=== RECORDS SUPPLIED ===
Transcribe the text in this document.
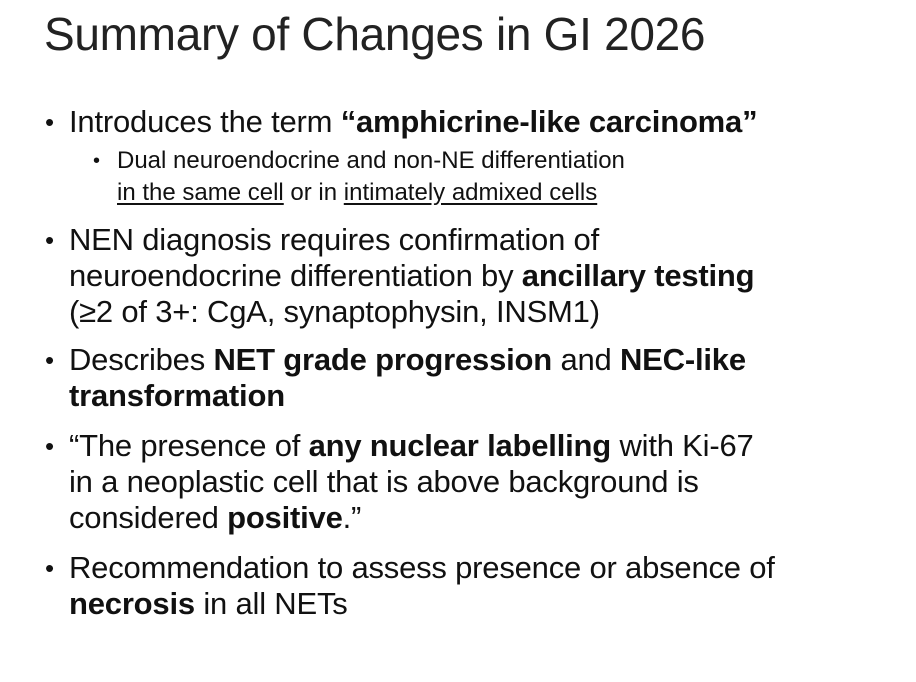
Summary of Changes in GI 2026
• Introduces the term “amphicrine-like carcinoma”
• Dual neuroendocrine and non-NE differentiation
in the same cell or in intimately admixed cells
• NEN diagnosis requires confirmation of
neuroendocrine differentiation by ancillary testing
(≥2 of 3+: CgA, synaptophysin, INSM1)
• Describes NET grade progression and NEC-like
transformation
• “The presence of any nuclear labelling with Ki-67
in a neoplastic cell that is above background is
considered positive.”
• Recommendation to assess presence or absence of
necrosis in all NETs
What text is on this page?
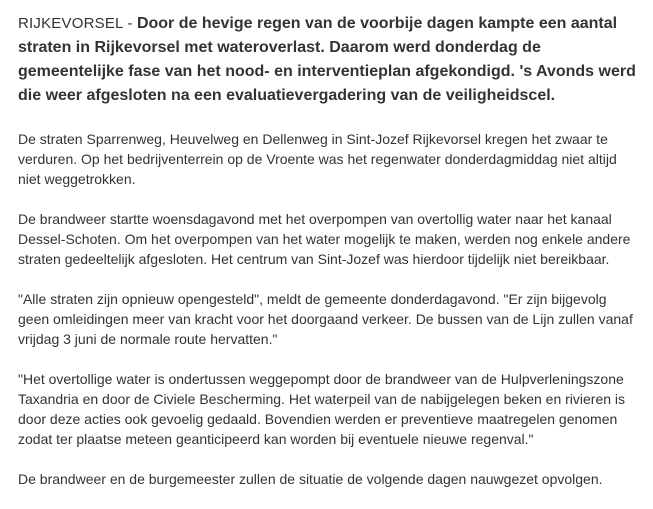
RIJKEVORSEL - Door de hevige regen van de voorbije dagen kampte een aantal straten in Rijkevorsel met wateroverlast. Daarom werd donderdag de gemeentelijke fase van het nood- en interventieplan afgekondigd. 's Avonds werd die weer afgesloten na een evaluatievergadering van de veiligheidscel.

De straten Sparrenweg, Heuvelweg en Dellenweg in Sint-Jozef Rijkevorsel kregen het zwaar te verduren. Op het bedrijventerrein op de Vroente was het regenwater donderdagmiddag niet altijd niet weggetrokken.

De brandweer startte woensdagavond met het overpompen van overtollig water naar het kanaal Dessel-Schoten. Om het overpompen van het water mogelijk te maken, werden nog enkele andere straten gedeeltelijk afgesloten. Het centrum van Sint-Jozef was hierdoor tijdelijk niet bereikbaar.

"Alle straten zijn opnieuw opengesteld", meldt de gemeente donderdagavond. "Er zijn bijgevolg geen omleidingen meer van kracht voor het doorgaand verkeer. De bussen van de Lijn zullen vanaf vrijdag 3 juni de normale route hervatten."

"Het overtollige water is ondertussen weggepompt door de brandweer van de Hulpverleningszone Taxandria en door de Civiele Bescherming. Het waterpeil van de nabijgelegen beken en rivieren is door deze acties ook gevoelig gedaald. Bovendien werden er preventieve maatregelen genomen zodat ter plaatse meteen geanticipeerd kan worden bij eventuele nieuwe regenval."

De brandweer en de burgemeester zullen de situatie de volgende dagen nauwgezet opvolgen.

=== DESCRIPTION OF THE TASK ===
Where a record holds a picture, leave the picture out and restate the rest word for word.

=== RESPONSE ===
Transcribe the text in this document.
Summary of Changes in GI 2026
• Introduces the term “amphicrine-like carcinoma”
• Dual neuroendocrine and non-NE differentiation
in the same cell or in intimately admixed cells
• NEN diagnosis requires confirmation of
neuroendocrine differentiation by ancillary testing
(≥2 of 3+: CgA, synaptophysin, INSM1)
• Describes NET grade progression and NEC-like
transformation
• “The presence of any nuclear labelling with Ki-67
in a neoplastic cell that is above background is
considered positive.”
• Recommendation to assess presence or absence of
necrosis in all NETs
What text is on this page?
RIJKEVORSEL - Door de hevige regen van de voorbije dagen kampte een aantal straten in Rijkevorsel met wateroverlast. Daarom werd donderdag de gemeentelijke fase van het nood- en interventieplan afgekondigd. 's Avonds werd die weer afgesloten na een evaluatievergadering van de veiligheidscel.

De straten Sparrenweg, Heuvelweg en Dellenweg in Sint-Jozef Rijkevorsel kregen het zwaar te verduren. Op het bedrijventerrein op de Vroente was het regenwater donderdagmiddag niet altijd niet weggetrokken.

De brandweer startte woensdagavond met het overpompen van overtollig water naar het kanaal Dessel-Schoten. Om het overpompen van het water mogelijk te maken, werden nog enkele andere straten gedeeltelijk afgesloten. Het centrum van Sint-Jozef was hierdoor tijdelijk niet bereikbaar.

"Alle straten zijn opnieuw opengesteld", meldt de gemeente donderdagavond. "Er zijn bijgevolg geen omleidingen meer van kracht voor het doorgaand verkeer. De bussen van de Lijn zullen vanaf vrijdag 3 juni de normale route hervatten."

"Het overtollige water is ondertussen weggepompt door de brandweer van de Hulpverleningszone Taxandria en door de Civiele Bescherming. Het waterpeil van de nabijgelegen beken en rivieren is door deze acties ook gevoelig gedaald. Bovendien werden er preventieve maatregelen genomen zodat ter plaatse meteen geanticipeerd kan worden bij eventuele nieuwe regenval."

De brandweer en de burgemeester zullen de situatie de volgende dagen nauwgezet opvolgen.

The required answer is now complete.